### MATERIAL PROVIDED
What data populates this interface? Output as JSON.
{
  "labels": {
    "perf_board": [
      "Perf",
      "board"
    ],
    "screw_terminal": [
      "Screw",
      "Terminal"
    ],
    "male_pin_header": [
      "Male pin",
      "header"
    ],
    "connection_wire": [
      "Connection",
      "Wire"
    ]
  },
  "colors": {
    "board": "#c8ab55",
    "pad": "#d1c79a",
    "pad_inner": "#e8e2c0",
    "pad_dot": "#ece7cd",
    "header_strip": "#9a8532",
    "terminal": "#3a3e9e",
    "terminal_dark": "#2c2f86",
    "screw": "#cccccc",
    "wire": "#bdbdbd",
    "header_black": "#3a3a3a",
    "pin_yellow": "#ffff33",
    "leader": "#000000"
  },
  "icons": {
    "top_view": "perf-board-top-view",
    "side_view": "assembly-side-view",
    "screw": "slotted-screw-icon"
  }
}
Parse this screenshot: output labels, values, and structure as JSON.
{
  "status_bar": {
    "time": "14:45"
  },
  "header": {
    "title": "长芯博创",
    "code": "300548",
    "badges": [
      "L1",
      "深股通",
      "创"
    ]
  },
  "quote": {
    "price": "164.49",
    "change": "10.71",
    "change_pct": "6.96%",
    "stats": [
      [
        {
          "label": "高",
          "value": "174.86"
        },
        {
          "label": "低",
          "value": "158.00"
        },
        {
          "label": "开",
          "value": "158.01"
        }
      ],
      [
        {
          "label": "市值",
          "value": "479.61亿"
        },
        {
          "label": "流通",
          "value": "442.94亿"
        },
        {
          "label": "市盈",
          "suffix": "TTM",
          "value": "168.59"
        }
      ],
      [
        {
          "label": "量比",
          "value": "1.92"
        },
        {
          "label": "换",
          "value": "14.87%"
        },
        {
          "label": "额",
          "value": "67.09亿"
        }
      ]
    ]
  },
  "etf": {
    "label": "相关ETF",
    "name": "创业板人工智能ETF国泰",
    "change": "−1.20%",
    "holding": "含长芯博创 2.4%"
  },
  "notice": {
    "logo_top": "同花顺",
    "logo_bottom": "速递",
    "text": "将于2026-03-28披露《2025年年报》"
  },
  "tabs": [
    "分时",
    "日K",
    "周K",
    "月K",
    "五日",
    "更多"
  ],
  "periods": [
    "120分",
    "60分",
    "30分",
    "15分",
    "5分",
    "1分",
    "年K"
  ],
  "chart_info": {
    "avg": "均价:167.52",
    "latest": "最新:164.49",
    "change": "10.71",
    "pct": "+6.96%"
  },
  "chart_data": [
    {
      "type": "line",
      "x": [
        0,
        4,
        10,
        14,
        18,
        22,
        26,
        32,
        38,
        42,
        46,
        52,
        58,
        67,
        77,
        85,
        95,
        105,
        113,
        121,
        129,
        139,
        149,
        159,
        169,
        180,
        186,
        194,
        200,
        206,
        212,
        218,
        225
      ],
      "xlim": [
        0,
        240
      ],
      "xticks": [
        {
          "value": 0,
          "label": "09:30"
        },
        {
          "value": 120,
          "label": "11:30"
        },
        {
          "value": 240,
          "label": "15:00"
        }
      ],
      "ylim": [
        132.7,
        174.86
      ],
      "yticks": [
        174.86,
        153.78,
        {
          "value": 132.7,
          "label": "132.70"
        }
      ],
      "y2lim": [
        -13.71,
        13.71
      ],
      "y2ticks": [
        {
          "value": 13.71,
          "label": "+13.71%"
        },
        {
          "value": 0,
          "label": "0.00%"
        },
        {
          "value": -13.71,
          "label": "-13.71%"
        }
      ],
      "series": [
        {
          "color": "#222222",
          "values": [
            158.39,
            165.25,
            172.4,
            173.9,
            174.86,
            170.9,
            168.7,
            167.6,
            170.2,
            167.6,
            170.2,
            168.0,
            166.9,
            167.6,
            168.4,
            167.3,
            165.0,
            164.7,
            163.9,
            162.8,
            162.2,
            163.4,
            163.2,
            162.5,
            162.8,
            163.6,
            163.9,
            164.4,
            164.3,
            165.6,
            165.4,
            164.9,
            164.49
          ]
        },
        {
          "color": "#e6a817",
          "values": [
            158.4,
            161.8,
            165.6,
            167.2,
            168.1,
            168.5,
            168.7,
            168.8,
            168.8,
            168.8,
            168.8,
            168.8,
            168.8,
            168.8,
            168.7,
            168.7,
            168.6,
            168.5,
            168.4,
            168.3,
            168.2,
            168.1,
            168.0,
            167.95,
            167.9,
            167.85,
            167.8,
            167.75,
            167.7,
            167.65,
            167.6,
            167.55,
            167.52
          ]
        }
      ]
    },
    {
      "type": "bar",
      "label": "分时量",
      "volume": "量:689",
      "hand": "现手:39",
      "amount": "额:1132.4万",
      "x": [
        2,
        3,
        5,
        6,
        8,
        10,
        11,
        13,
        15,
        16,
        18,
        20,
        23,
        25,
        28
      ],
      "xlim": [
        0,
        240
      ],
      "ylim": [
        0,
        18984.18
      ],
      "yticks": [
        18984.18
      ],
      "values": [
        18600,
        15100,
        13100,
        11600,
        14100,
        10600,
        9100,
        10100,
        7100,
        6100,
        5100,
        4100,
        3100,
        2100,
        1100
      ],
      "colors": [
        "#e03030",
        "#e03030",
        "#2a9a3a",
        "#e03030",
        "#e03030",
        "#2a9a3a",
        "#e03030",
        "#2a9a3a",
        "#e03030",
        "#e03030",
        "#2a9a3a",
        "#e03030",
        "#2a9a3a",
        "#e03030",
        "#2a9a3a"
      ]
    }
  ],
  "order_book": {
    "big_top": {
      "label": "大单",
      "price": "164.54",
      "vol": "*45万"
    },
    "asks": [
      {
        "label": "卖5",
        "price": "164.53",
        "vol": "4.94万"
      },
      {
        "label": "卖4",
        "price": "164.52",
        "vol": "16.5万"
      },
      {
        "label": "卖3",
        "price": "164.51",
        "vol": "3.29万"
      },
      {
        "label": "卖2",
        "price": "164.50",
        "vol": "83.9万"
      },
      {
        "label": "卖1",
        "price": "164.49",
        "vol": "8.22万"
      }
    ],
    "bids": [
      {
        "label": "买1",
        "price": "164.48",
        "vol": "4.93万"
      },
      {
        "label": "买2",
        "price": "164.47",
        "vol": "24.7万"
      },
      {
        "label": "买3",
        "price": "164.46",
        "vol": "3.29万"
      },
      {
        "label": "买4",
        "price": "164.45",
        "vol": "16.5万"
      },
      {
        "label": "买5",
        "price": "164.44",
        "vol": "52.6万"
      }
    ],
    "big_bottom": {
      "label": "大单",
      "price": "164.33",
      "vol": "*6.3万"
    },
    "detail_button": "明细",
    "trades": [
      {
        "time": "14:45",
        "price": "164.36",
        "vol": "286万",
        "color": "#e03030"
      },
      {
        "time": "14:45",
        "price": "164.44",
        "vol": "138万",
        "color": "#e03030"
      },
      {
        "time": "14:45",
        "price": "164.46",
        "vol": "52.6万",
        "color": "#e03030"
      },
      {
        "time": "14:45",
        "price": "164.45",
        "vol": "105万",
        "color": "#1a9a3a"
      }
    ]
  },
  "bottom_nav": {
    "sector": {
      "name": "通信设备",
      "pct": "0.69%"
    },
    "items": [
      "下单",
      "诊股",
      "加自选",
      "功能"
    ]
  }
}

### DO THIS
Give the number of lines in the entries that include the string "labels", and nothing more.

### ANSWER BELOW
2